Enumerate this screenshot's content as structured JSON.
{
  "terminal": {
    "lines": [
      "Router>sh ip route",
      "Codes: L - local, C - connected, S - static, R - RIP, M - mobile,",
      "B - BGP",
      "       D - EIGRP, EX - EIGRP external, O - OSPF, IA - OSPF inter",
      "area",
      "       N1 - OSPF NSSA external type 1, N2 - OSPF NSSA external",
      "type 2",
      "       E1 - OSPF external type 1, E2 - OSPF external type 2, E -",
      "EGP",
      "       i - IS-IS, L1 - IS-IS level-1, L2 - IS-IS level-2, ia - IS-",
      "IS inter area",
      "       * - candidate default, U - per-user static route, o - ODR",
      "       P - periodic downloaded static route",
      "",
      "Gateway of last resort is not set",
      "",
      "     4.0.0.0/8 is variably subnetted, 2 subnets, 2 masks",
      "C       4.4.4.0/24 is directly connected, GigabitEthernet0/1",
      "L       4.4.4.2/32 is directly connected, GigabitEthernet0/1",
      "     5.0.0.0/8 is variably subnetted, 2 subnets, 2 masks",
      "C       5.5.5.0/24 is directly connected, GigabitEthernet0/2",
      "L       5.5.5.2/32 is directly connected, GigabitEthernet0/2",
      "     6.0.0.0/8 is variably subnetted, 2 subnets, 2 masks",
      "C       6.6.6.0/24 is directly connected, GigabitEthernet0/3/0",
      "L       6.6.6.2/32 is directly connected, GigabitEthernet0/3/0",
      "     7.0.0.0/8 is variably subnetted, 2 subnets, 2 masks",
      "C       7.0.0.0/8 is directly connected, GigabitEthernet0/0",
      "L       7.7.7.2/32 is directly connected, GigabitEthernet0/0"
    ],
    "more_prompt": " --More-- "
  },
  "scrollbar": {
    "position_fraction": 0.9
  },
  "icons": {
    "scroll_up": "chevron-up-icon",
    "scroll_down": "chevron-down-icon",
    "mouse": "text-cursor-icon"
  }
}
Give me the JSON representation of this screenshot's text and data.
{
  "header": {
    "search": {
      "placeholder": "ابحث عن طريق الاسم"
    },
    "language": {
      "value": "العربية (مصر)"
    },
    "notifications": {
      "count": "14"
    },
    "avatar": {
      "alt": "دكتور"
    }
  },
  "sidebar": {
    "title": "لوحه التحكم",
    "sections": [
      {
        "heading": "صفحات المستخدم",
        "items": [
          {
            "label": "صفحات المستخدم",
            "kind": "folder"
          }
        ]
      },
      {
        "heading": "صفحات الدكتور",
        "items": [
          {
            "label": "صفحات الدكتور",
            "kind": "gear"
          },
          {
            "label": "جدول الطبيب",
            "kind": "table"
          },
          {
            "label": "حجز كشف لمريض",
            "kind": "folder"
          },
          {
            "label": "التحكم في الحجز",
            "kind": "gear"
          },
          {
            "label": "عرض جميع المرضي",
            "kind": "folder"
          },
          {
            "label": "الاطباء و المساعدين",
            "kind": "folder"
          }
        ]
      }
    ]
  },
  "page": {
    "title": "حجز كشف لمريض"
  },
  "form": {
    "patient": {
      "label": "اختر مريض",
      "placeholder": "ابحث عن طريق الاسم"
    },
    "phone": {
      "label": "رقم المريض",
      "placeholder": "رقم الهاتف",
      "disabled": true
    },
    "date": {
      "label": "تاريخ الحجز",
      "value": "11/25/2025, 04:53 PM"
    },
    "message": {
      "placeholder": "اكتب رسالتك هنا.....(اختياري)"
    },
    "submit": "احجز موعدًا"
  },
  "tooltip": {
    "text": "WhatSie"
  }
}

OBJECTIVE → Each record must be repeated exactly as it is.

FULL RESPONSE →
Enumerate this screenshot's content as structured JSON.
{
  "terminal": {
    "lines": [
      "Router>sh ip route",
      "Codes: L - local, C - connected, S - static, R - RIP, M - mobile,",
      "B - BGP",
      "       D - EIGRP, EX - EIGRP external, O - OSPF, IA - OSPF inter",
      "area",
      "       N1 - OSPF NSSA external type 1, N2 - OSPF NSSA external",
      "type 2",
      "       E1 - OSPF external type 1, E2 - OSPF external type 2, E -",
      "EGP",
      "       i - IS-IS, L1 - IS-IS level-1, L2 - IS-IS level-2, ia - IS-",
      "IS inter area",
      "       * - candidate default, U - per-user static route, o - ODR",
      "       P - periodic downloaded static route",
      "",
      "Gateway of last resort is not set",
      "",
      "     4.0.0.0/8 is variably subnetted, 2 subnets, 2 masks",
      "C       4.4.4.0/24 is directly connected, GigabitEthernet0/1",
      "L       4.4.4.2/32 is directly connected, GigabitEthernet0/1",
      "     5.0.0.0/8 is variably subnetted, 2 subnets, 2 masks",
      "C       5.5.5.0/24 is directly connected, GigabitEthernet0/2",
      "L       5.5.5.2/32 is directly connected, GigabitEthernet0/2",
      "     6.0.0.0/8 is variably subnetted, 2 subnets, 2 masks",
      "C       6.6.6.0/24 is directly connected, GigabitEthernet0/3/0",
      "L       6.6.6.2/32 is directly connected, GigabitEthernet0/3/0",
      "     7.0.0.0/8 is variably subnetted, 2 subnets, 2 masks",
      "C       7.0.0.0/8 is directly connected, GigabitEthernet0/0",
      "L       7.7.7.2/32 is directly connected, GigabitEthernet0/0"
    ],
    "more_prompt": " --More-- "
  },
  "scrollbar": {
    "position_fraction": 0.9
  },
  "icons": {
    "scroll_up": "chevron-up-icon",
    "scroll_down": "chevron-down-icon",
    "mouse": "text-cursor-icon"
  }
}
Give me the JSON representation of this screenshot's text and data.
{
  "header": {
    "search": {
      "placeholder": "ابحث عن طريق الاسم"
    },
    "language": {
      "value": "العربية (مصر)"
    },
    "notifications": {
      "count": "14"
    },
    "avatar": {
      "alt": "دكتور"
    }
  },
  "sidebar": {
    "title": "لوحه التحكم",
    "sections": [
      {
        "heading": "صفحات المستخدم",
        "items": [
          {
            "label": "صفحات المستخدم",
            "kind": "folder"
          }
        ]
      },
      {
        "heading": "صفحات الدكتور",
        "items": [
          {
            "label": "صفحات الدكتور",
            "kind": "gear"
          },
          {
            "label": "جدول الطبيب",
            "kind": "table"
          },
          {
            "label": "حجز كشف لمريض",
            "kind": "folder"
          },
          {
            "label": "التحكم في الحجز",
            "kind": "gear"
          },
          {
            "label": "عرض جميع المرضي",
            "kind": "folder"
          },
          {
            "label": "الاطباء و المساعدين",
            "kind": "folder"
          }
        ]
      }
    ]
  },
  "page": {
    "title": "حجز كشف لمريض"
  },
  "form": {
    "patient": {
      "label": "اختر مريض",
      "placeholder": "ابحث عن طريق الاسم"
    },
    "phone": {
      "label": "رقم المريض",
      "placeholder": "رقم الهاتف",
      "disabled": true
    },
    "date": {
      "label": "تاريخ الحجز",
      "value": "11/25/2025, 04:53 PM"
    },
    "message": {
      "placeholder": "اكتب رسالتك هنا.....(اختياري)"
    },
    "submit": "احجز موعدًا"
  },
  "tooltip": {
    "text": "WhatSie"
  }
}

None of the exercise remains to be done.